Stored records
-- start --

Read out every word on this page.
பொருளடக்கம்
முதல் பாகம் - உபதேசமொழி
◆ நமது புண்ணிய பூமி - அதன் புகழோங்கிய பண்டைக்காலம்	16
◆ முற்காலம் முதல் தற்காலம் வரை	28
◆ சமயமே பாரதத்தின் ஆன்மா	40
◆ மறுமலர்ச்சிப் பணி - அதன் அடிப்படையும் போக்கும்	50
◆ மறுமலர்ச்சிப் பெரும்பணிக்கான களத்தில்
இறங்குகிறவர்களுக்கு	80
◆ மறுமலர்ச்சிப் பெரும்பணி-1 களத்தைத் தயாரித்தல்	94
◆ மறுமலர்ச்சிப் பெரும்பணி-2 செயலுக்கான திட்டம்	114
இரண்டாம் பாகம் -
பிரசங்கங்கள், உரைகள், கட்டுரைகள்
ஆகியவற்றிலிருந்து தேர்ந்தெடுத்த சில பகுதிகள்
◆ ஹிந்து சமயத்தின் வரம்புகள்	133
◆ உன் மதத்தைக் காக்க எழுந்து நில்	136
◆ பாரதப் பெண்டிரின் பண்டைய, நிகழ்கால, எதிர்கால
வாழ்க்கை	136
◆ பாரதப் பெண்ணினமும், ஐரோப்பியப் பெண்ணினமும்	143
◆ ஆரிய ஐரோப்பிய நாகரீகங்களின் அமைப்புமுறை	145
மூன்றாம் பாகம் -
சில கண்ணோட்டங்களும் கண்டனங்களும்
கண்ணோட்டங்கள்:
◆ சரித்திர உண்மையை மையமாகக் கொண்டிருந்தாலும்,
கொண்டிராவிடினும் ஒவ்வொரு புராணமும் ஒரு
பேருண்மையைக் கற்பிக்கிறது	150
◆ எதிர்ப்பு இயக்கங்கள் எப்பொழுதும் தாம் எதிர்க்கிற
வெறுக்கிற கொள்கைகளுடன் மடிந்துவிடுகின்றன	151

-- end --

- Instructions to follow: From the preceding material, extract every line exactly.

- In response:
Read out every word on this page.
பொருளடக்கம்
முதல் பாகம் - உபதேசமொழி
◆ நமது புண்ணிய பூமி - அதன் புகழோங்கிய பண்டைக்காலம்	16
◆ முற்காலம் முதல் தற்காலம் வரை	28
◆ சமயமே பாரதத்தின் ஆன்மா	40
◆ மறுமலர்ச்சிப் பணி - அதன் அடிப்படையும் போக்கும்	50
◆ மறுமலர்ச்சிப் பெரும்பணிக்கான களத்தில்
இறங்குகிறவர்களுக்கு	80
◆ மறுமலர்ச்சிப் பெரும்பணி-1 களத்தைத் தயாரித்தல்	94
◆ மறுமலர்ச்சிப் பெரும்பணி-2 செயலுக்கான திட்டம்	114
இரண்டாம் பாகம் -
பிரசங்கங்கள், உரைகள், கட்டுரைகள்
ஆகியவற்றிலிருந்து தேர்ந்தெடுத்த சில பகுதிகள்
◆ ஹிந்து சமயத்தின் வரம்புகள்	133
◆ உன் மதத்தைக் காக்க எழுந்து நில்	136
◆ பாரதப் பெண்டிரின் பண்டைய, நிகழ்கால, எதிர்கால
வாழ்க்கை	136
◆ பாரதப் பெண்ணினமும், ஐரோப்பியப் பெண்ணினமும்	143
◆ ஆரிய ஐரோப்பிய நாகரீகங்களின் அமைப்புமுறை	145
மூன்றாம் பாகம் -
சில கண்ணோட்டங்களும் கண்டனங்களும்
கண்ணோட்டங்கள்:
◆ சரித்திர உண்மையை மையமாகக் கொண்டிருந்தாலும்,
கொண்டிராவிடினும் ஒவ்வொரு புராணமும் ஒரு
பேருண்மையைக் கற்பிக்கிறது	150
◆ எதிர்ப்பு இயக்கங்கள் எப்பொழுதும் தாம் எதிர்க்கிற
வெறுக்கிற கொள்கைகளுடன் மடிந்துவிடுகின்றன	151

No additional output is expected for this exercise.